- [EXERCISE GOAL]:
Print every entry again exactly, with no pictures.

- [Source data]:
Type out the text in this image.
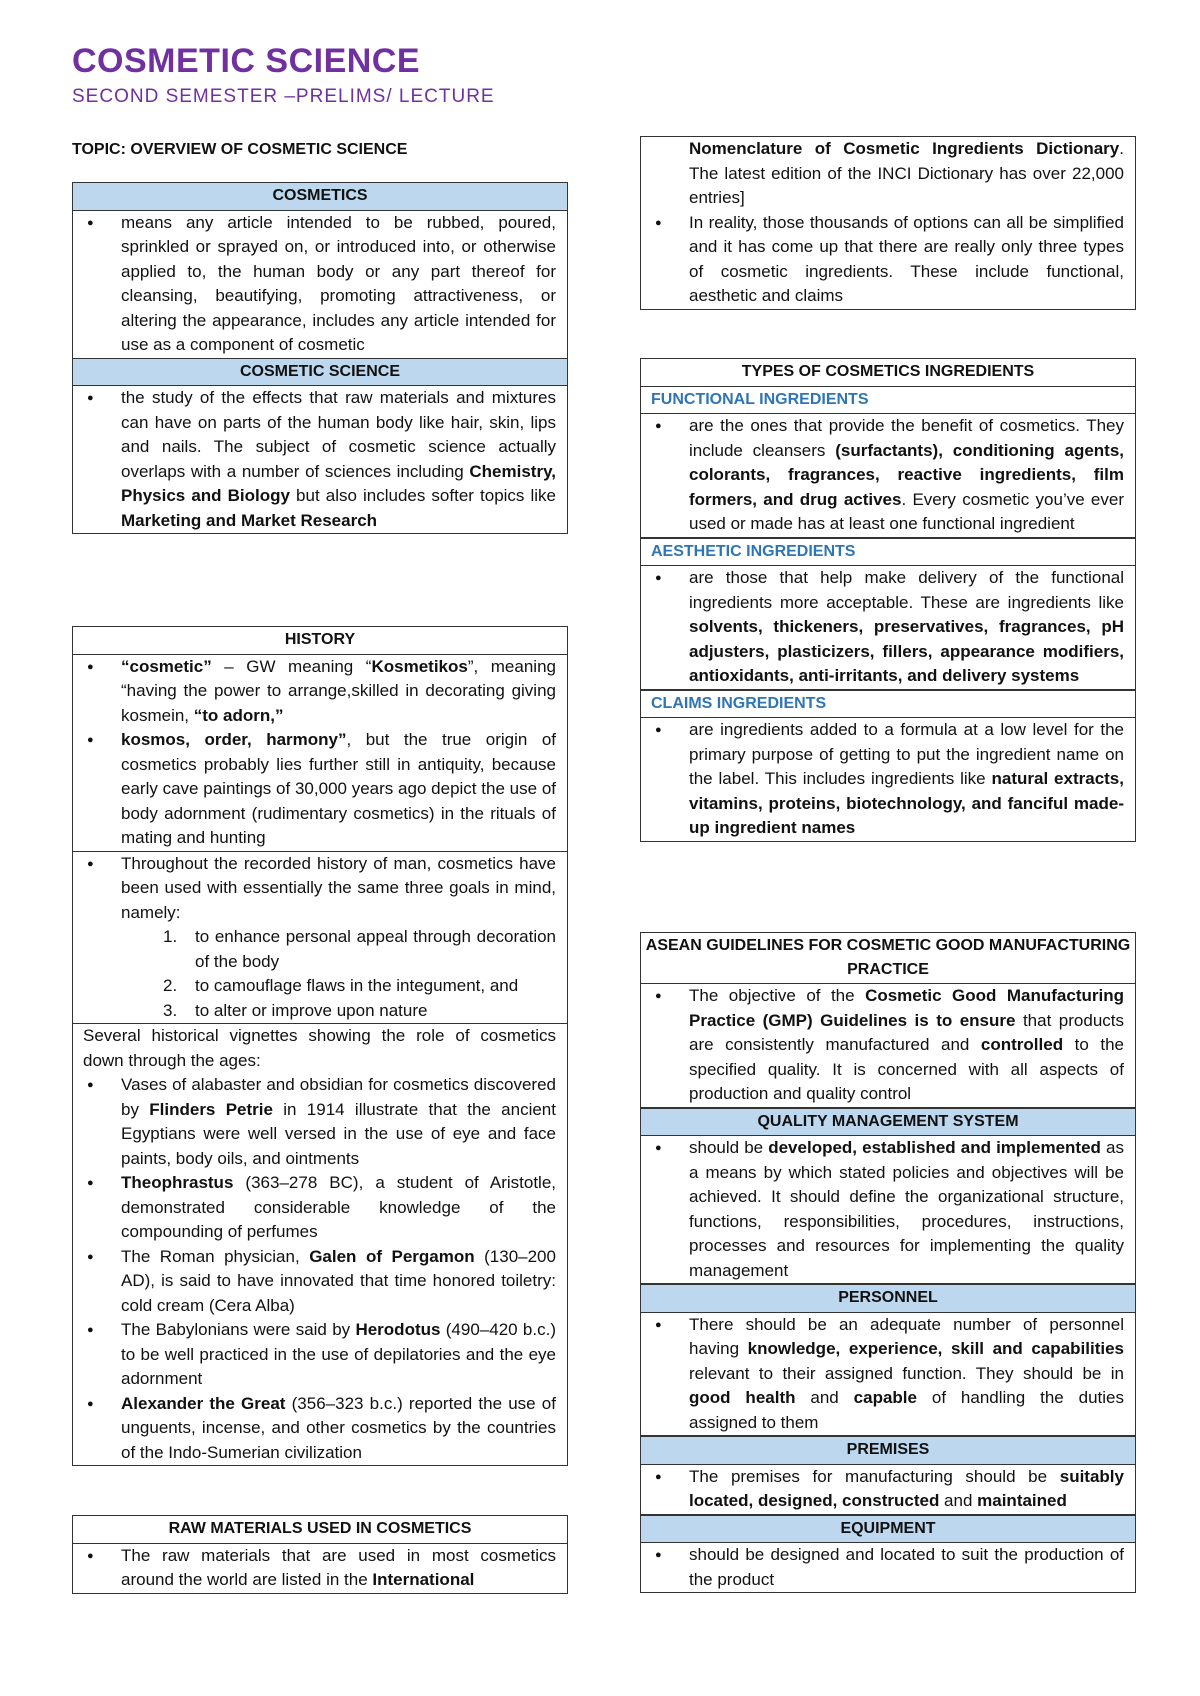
COSMETIC SCIENCE
SECOND SEMESTER –PRELIMS/ LECTURE
TOPIC: OVERVIEW OF COSMETIC SCIENCE
COSMETICS
● means any article intended to be rubbed, poured, sprinkled or sprayed on, or introduced into, or otherwise applied to, the human body or any part thereof for cleansing, beautifying, promoting attractiveness, or altering the appearance, includes any article intended for use as a component of cosmetic
COSMETIC SCIENCE
● the study of the effects that raw materials and mixtures can have on parts of the human body like hair, skin, lips and nails. The subject of cosmetic science actually overlaps with a number of sciences including Chemistry, Physics and Biology but also includes softer topics like Marketing and Market Research
HISTORY
● “cosmetic” – GW meaning “Kosmetikos”, meaning “having the power to arrange,skilled in decorating giving kosmein, “to adorn,”
● kosmos, order, harmony”, but the true origin of cosmetics probably lies further still in antiquity, because early cave paintings of 30,000 years ago depict the use of body adornment (rudimentary cosmetics) in the rituals of mating and hunting
● Throughout the recorded history of man, cosmetics have been used with essentially the same three goals in mind, namely:
1. to enhance personal appeal through decoration of the body
2. to camouflage flaws in the integument, and
3. to alter or improve upon nature
Several historical vignettes showing the role of cosmetics down through the ages:
● Vases of alabaster and obsidian for cosmetics discovered by Flinders Petrie in 1914 illustrate that the ancient Egyptians were well versed in the use of eye and face paints, body oils, and ointments
● Theophrastus (363–278 BC), a student of Aristotle, demonstrated considerable knowledge of the compounding of perfumes
● The Roman physician, Galen of Pergamon (130–200 AD), is said to have innovated that time honored toiletry: cold cream (Cera Alba)
● The Babylonians were said by Herodotus (490–420 b.c.) to be well practiced in the use of depilatories and the eye adornment
● Alexander the Great (356–323 b.c.) reported the use of unguents, incense, and other cosmetics by the countries of the Indo-Sumerian civilization
RAW MATERIALS USED IN COSMETICS
● The raw materials that are used in most cosmetics around the world are listed in the International
Nomenclature of Cosmetic Ingredients Dictionary. The latest edition of the INCI Dictionary has over 22,000 entries]
● In reality, those thousands of options can all be simplified and it has come up that there are really only three types of cosmetic ingredients. These include functional, aesthetic and claims
TYPES OF COSMETICS INGREDIENTS
FUNCTIONAL INGREDIENTS
● are the ones that provide the benefit of cosmetics. They include cleansers (surfactants), conditioning agents, colorants, fragrances, reactive ingredients, film formers, and drug actives. Every cosmetic you’ve ever used or made has at least one functional ingredient
AESTHETIC INGREDIENTS
● are those that help make delivery of the functional ingredients more acceptable. These are ingredients like solvents, thickeners, preservatives, fragrances, pH adjusters, plasticizers, fillers, appearance modifiers, antioxidants, anti-irritants, and delivery systems
CLAIMS INGREDIENTS
● are ingredients added to a formula at a low level for the primary purpose of getting to put the ingredient name on the label. This includes ingredients like natural extracts, vitamins, proteins, biotechnology, and fanciful made-up ingredient names
ASEAN GUIDELINES FOR COSMETIC GOOD MANUFACTURING PRACTICE
● The objective of the Cosmetic Good Manufacturing Practice (GMP) Guidelines is to ensure that products are consistently manufactured and controlled to the specified quality. It is concerned with all aspects of production and quality control
QUALITY MANAGEMENT SYSTEM
● should be developed, established and implemented as a means by which stated policies and objectives will be achieved. It should define the organizational structure, functions, responsibilities, procedures, instructions, processes and resources for implementing the quality management
PERSONNEL
● There should be an adequate number of personnel having knowledge, experience, skill and capabilities relevant to their assigned function. They should be in good health and capable of handling the duties assigned to them
PREMISES
● The premises for manufacturing should be suitably located, designed, constructed and maintained
EQUIPMENT
● should be designed and located to suit the production of the product
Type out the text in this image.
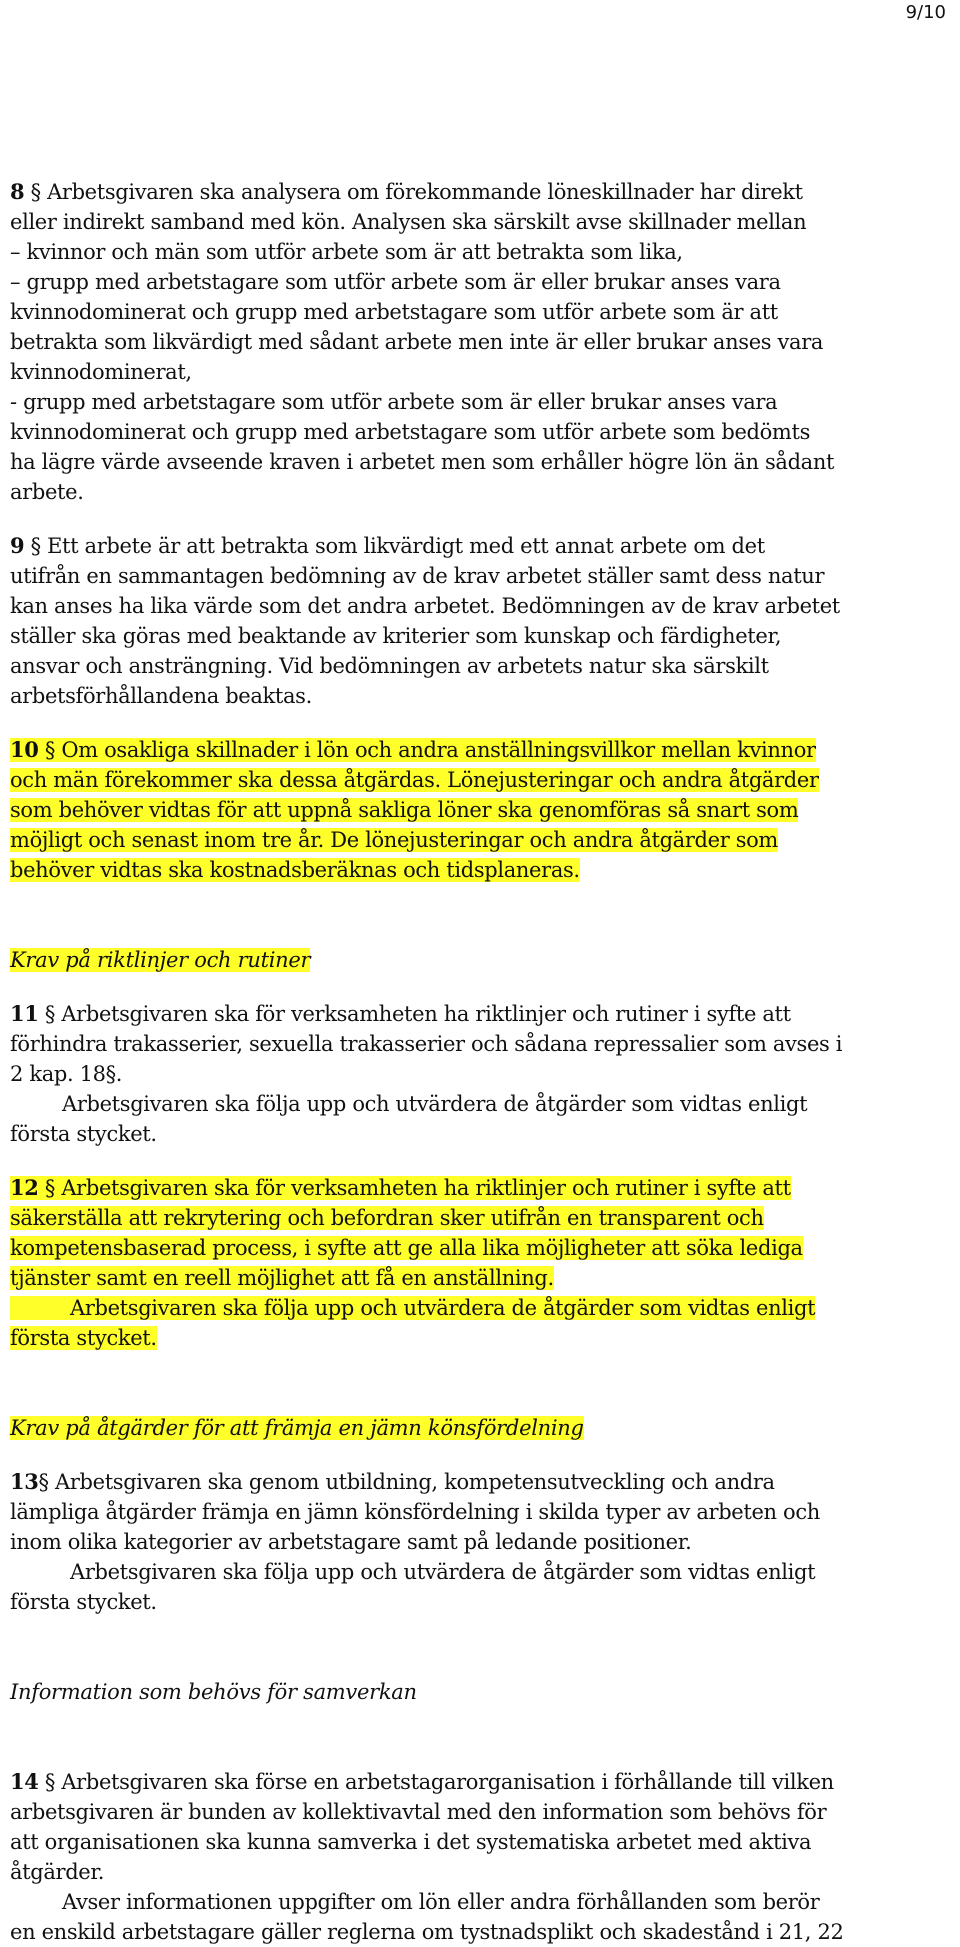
9/10

8 § Arbetsgivaren ska analysera om förekommande löneskillnader har direkt

eller indirekt samband med kön. Analysen ska särskilt avse skillnader mellan

– kvinnor och män som utför arbete som är att betrakta som lika,

– grupp med arbetstagare som utför arbete som är eller brukar anses vara

kvinnodominerat och grupp med arbetstagare som utför arbete som är att

betrakta som likvärdigt med sådant arbete men inte är eller brukar anses vara

kvinnodominerat,

- grupp med arbetstagare som utför arbete som är eller brukar anses vara

kvinnodominerat och grupp med arbetstagare som utför arbete som bedömts

ha lägre värde avseende kraven i arbetet men som erhåller högre lön än sådant

arbete.

9 § Ett arbete är att betrakta som likvärdigt med ett annat arbete om det

utifrån en sammantagen bedömning av de krav arbetet ställer samt dess natur

kan anses ha lika värde som det andra arbetet. Bedömningen av de krav arbetet

ställer ska göras med beaktande av kriterier som kunskap och färdigheter,

ansvar och ansträngning. Vid bedömningen av arbetets natur ska särskilt

arbetsförhållandena beaktas.

10 § Om osakliga skillnader i lön och andra anställningsvillkor mellan kvinnor

och män förekommer ska dessa åtgärdas. Lönejusteringar och andra åtgärder

som behöver vidtas för att uppnå sakliga löner ska genomföras så snart som

möjligt och senast inom tre år. De lönejusteringar och andra åtgärder som

behöver vidtas ska kostnadsberäknas och tidsplaneras.

Krav på riktlinjer och rutiner

11 § Arbetsgivaren ska för verksamheten ha riktlinjer och rutiner i syfte att

förhindra trakasserier, sexuella trakasserier och sådana repressalier som avses i

2 kap. 18§.

Arbetsgivaren ska följa upp och utvärdera de åtgärder som vidtas enligt

första stycket.

12 § Arbetsgivaren ska för verksamheten ha riktlinjer och rutiner i syfte att

säkerställa att rekrytering och befordran sker utifrån en transparent och

kompetensbaserad process, i syfte att ge alla lika möjligheter att söka lediga

tjänster samt en reell möjlighet att få en anställning.

Arbetsgivaren ska följa upp och utvärdera de åtgärder som vidtas enligt

första stycket.

Krav på åtgärder för att främja en jämn könsfördelning

13§ Arbetsgivaren ska genom utbildning, kompetensutveckling och andra

lämpliga åtgärder främja en jämn könsfördelning i skilda typer av arbeten och

inom olika kategorier av arbetstagare samt på ledande positioner.

Arbetsgivaren ska följa upp och utvärdera de åtgärder som vidtas enligt

första stycket.

Information som behövs för samverkan

14 § Arbetsgivaren ska förse en arbetstagarorganisation i förhållande till vilken

arbetsgivaren är bunden av kollektivavtal med den information som behövs för

att organisationen ska kunna samverka i det systematiska arbetet med aktiva

åtgärder.

Avser informationen uppgifter om lön eller andra förhållanden som berör

en enskild arbetstagare gäller reglerna om tystnadsplikt och skadestånd i 21, 22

- [YOUR RESPONSE]:
Type out the text in this image.
COSMETIC SCIENCE
SECOND SEMESTER –PRELIMS/ LECTURE
TOPIC: OVERVIEW OF COSMETIC SCIENCE
COSMETICS
● means any article intended to be rubbed, poured, sprinkled or sprayed on, or introduced into, or otherwise applied to, the human body or any part thereof for cleansing, beautifying, promoting attractiveness, or altering the appearance, includes any article intended for use as a component of cosmetic
COSMETIC SCIENCE
● the study of the effects that raw materials and mixtures can have on parts of the human body like hair, skin, lips and nails. The subject of cosmetic science actually overlaps with a number of sciences including Chemistry, Physics and Biology but also includes softer topics like Marketing and Market Research
HISTORY
● “cosmetic” – GW meaning “Kosmetikos”, meaning “having the power to arrange,skilled in decorating giving kosmein, “to adorn,”
● kosmos, order, harmony”, but the true origin of cosmetics probably lies further still in antiquity, because early cave paintings of 30,000 years ago depict the use of body adornment (rudimentary cosmetics) in the rituals of mating and hunting
● Throughout the recorded history of man, cosmetics have been used with essentially the same three goals in mind, namely:
1. to enhance personal appeal through decoration of the body
2. to camouflage flaws in the integument, and
3. to alter or improve upon nature
Several historical vignettes showing the role of cosmetics down through the ages:
● Vases of alabaster and obsidian for cosmetics discovered by Flinders Petrie in 1914 illustrate that the ancient Egyptians were well versed in the use of eye and face paints, body oils, and ointments
● Theophrastus (363–278 BC), a student of Aristotle, demonstrated considerable knowledge of the compounding of perfumes
● The Roman physician, Galen of Pergamon (130–200 AD), is said to have innovated that time honored toiletry: cold cream (Cera Alba)
● The Babylonians were said by Herodotus (490–420 b.c.) to be well practiced in the use of depilatories and the eye adornment
● Alexander the Great (356–323 b.c.) reported the use of unguents, incense, and other cosmetics by the countries of the Indo-Sumerian civilization
RAW MATERIALS USED IN COSMETICS
● The raw materials that are used in most cosmetics around the world are listed in the International
Nomenclature of Cosmetic Ingredients Dictionary. The latest edition of the INCI Dictionary has over 22,000 entries]
● In reality, those thousands of options can all be simplified and it has come up that there are really only three types of cosmetic ingredients. These include functional, aesthetic and claims
TYPES OF COSMETICS INGREDIENTS
FUNCTIONAL INGREDIENTS
● are the ones that provide the benefit of cosmetics. They include cleansers (surfactants), conditioning agents, colorants, fragrances, reactive ingredients, film formers, and drug actives. Every cosmetic you’ve ever used or made has at least one functional ingredient
AESTHETIC INGREDIENTS
● are those that help make delivery of the functional ingredients more acceptable. These are ingredients like solvents, thickeners, preservatives, fragrances, pH adjusters, plasticizers, fillers, appearance modifiers, antioxidants, anti-irritants, and delivery systems
CLAIMS INGREDIENTS
● are ingredients added to a formula at a low level for the primary purpose of getting to put the ingredient name on the label. This includes ingredients like natural extracts, vitamins, proteins, biotechnology, and fanciful made-up ingredient names
ASEAN GUIDELINES FOR COSMETIC GOOD MANUFACTURING PRACTICE
● The objective of the Cosmetic Good Manufacturing Practice (GMP) Guidelines is to ensure that products are consistently manufactured and controlled to the specified quality. It is concerned with all aspects of production and quality control
QUALITY MANAGEMENT SYSTEM
● should be developed, established and implemented as a means by which stated policies and objectives will be achieved. It should define the organizational structure, functions, responsibilities, procedures, instructions, processes and resources for implementing the quality management
PERSONNEL
● There should be an adequate number of personnel having knowledge, experience, skill and capabilities relevant to their assigned function. They should be in good health and capable of handling the duties assigned to them
PREMISES
● The premises for manufacturing should be suitably located, designed, constructed and maintained
EQUIPMENT
● should be designed and located to suit the production of the product
Type out the text in this image.
9/10

8 § Arbetsgivaren ska analysera om förekommande löneskillnader har direkt

eller indirekt samband med kön. Analysen ska särskilt avse skillnader mellan

– kvinnor och män som utför arbete som är att betrakta som lika,

– grupp med arbetstagare som utför arbete som är eller brukar anses vara

kvinnodominerat och grupp med arbetstagare som utför arbete som är att

betrakta som likvärdigt med sådant arbete men inte är eller brukar anses vara

kvinnodominerat,

- grupp med arbetstagare som utför arbete som är eller brukar anses vara

kvinnodominerat och grupp med arbetstagare som utför arbete som bedömts

ha lägre värde avseende kraven i arbetet men som erhåller högre lön än sådant

arbete.

9 § Ett arbete är att betrakta som likvärdigt med ett annat arbete om det

utifrån en sammantagen bedömning av de krav arbetet ställer samt dess natur

kan anses ha lika värde som det andra arbetet. Bedömningen av de krav arbetet

ställer ska göras med beaktande av kriterier som kunskap och färdigheter,

ansvar och ansträngning. Vid bedömningen av arbetets natur ska särskilt

arbetsförhållandena beaktas.

10 § Om osakliga skillnader i lön och andra anställningsvillkor mellan kvinnor

och män förekommer ska dessa åtgärdas. Lönejusteringar och andra åtgärder

som behöver vidtas för att uppnå sakliga löner ska genomföras så snart som

möjligt och senast inom tre år. De lönejusteringar och andra åtgärder som

behöver vidtas ska kostnadsberäknas och tidsplaneras.

Krav på riktlinjer och rutiner

11 § Arbetsgivaren ska för verksamheten ha riktlinjer och rutiner i syfte att

förhindra trakasserier, sexuella trakasserier och sådana repressalier som avses i

2 kap. 18§.

Arbetsgivaren ska följa upp och utvärdera de åtgärder som vidtas enligt

första stycket.

12 § Arbetsgivaren ska för verksamheten ha riktlinjer och rutiner i syfte att

säkerställa att rekrytering och befordran sker utifrån en transparent och

kompetensbaserad process, i syfte att ge alla lika möjligheter att söka lediga

tjänster samt en reell möjlighet att få en anställning.

Arbetsgivaren ska följa upp och utvärdera de åtgärder som vidtas enligt

första stycket.

Krav på åtgärder för att främja en jämn könsfördelning

13§ Arbetsgivaren ska genom utbildning, kompetensutveckling och andra

lämpliga åtgärder främja en jämn könsfördelning i skilda typer av arbeten och

inom olika kategorier av arbetstagare samt på ledande positioner.

Arbetsgivaren ska följa upp och utvärdera de åtgärder som vidtas enligt

första stycket.

Information som behövs för samverkan

14 § Arbetsgivaren ska förse en arbetstagarorganisation i förhållande till vilken

arbetsgivaren är bunden av kollektivavtal med den information som behövs för

att organisationen ska kunna samverka i det systematiska arbetet med aktiva

åtgärder.

Avser informationen uppgifter om lön eller andra förhållanden som berör

en enskild arbetstagare gäller reglerna om tystnadsplikt och skadestånd i 21, 22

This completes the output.